The listing below is the input. Say how many of its lines contain "title", giving the number alone.

-- begin --

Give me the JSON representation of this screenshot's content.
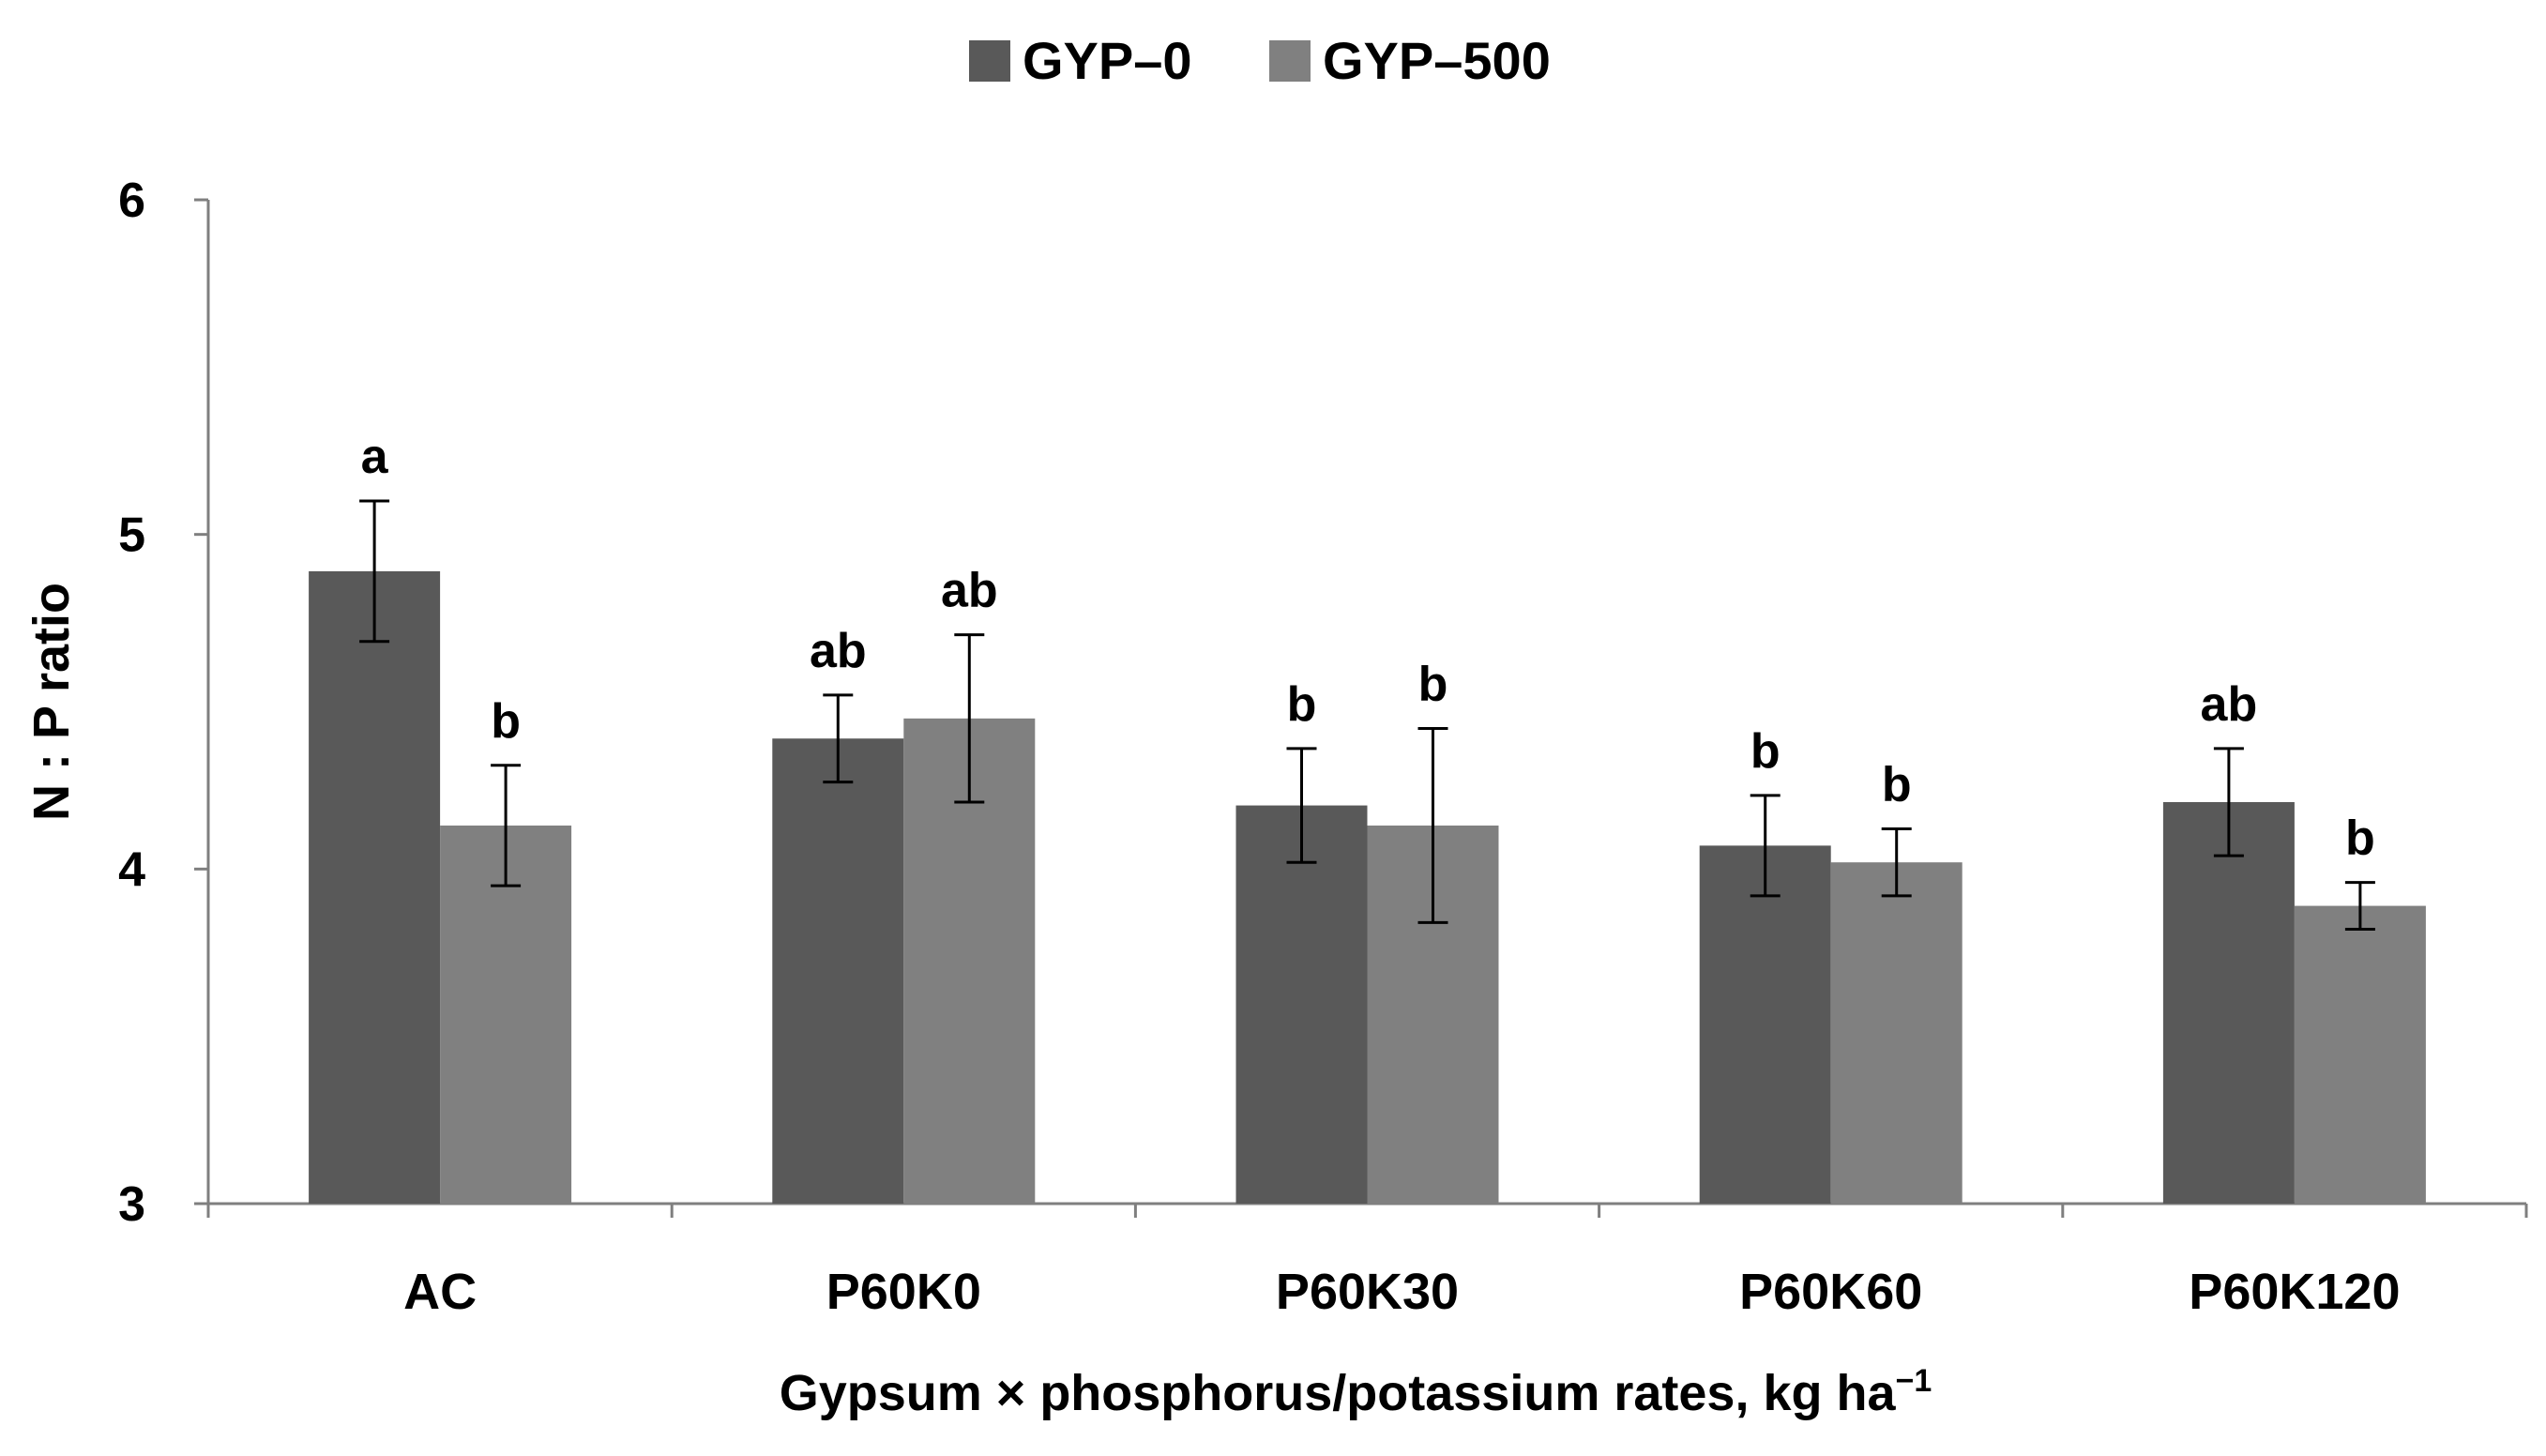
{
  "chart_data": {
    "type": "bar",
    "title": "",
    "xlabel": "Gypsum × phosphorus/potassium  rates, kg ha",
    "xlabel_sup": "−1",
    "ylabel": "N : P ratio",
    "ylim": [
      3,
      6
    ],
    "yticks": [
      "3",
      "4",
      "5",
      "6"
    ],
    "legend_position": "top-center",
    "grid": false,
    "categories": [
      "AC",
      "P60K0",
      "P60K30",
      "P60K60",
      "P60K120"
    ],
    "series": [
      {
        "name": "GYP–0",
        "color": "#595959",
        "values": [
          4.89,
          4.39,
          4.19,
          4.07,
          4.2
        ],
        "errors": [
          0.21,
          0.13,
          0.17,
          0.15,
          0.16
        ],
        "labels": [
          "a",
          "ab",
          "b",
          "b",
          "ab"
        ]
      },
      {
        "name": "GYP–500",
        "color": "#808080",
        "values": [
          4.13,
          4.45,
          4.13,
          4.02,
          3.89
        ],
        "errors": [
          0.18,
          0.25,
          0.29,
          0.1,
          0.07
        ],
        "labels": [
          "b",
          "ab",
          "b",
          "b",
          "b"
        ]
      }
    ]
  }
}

-- end --
-- begin --

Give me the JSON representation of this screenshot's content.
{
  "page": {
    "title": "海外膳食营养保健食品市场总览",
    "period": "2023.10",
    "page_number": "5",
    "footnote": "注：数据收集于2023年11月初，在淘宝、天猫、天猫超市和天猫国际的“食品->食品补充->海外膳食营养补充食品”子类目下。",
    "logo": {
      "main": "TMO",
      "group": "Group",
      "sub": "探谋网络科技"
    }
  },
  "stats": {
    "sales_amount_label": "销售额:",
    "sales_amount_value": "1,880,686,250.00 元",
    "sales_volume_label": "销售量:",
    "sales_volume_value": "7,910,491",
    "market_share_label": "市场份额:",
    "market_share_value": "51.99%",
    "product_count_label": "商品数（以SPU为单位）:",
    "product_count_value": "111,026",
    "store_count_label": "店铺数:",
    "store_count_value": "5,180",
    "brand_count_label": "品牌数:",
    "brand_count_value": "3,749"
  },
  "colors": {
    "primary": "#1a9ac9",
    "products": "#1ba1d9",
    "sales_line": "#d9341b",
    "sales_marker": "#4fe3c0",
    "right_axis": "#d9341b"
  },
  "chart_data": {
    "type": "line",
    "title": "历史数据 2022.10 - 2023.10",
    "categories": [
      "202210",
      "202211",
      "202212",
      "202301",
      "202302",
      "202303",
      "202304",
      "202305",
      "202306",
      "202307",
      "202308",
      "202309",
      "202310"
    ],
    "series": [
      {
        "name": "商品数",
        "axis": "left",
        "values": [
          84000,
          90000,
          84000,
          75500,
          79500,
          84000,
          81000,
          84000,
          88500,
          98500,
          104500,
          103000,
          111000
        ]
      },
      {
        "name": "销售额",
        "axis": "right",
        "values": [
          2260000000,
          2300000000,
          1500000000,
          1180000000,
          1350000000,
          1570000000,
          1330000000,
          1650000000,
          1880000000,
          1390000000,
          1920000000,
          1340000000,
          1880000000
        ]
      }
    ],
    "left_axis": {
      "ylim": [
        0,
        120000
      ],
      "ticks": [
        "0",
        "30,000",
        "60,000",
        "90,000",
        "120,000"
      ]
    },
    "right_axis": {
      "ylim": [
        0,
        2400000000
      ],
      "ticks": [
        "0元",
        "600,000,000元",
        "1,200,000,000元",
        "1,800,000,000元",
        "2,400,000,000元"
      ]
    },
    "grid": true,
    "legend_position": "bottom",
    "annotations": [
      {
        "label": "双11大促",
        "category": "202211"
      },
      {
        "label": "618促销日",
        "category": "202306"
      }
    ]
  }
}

-- end --

Answer to this exercise: 3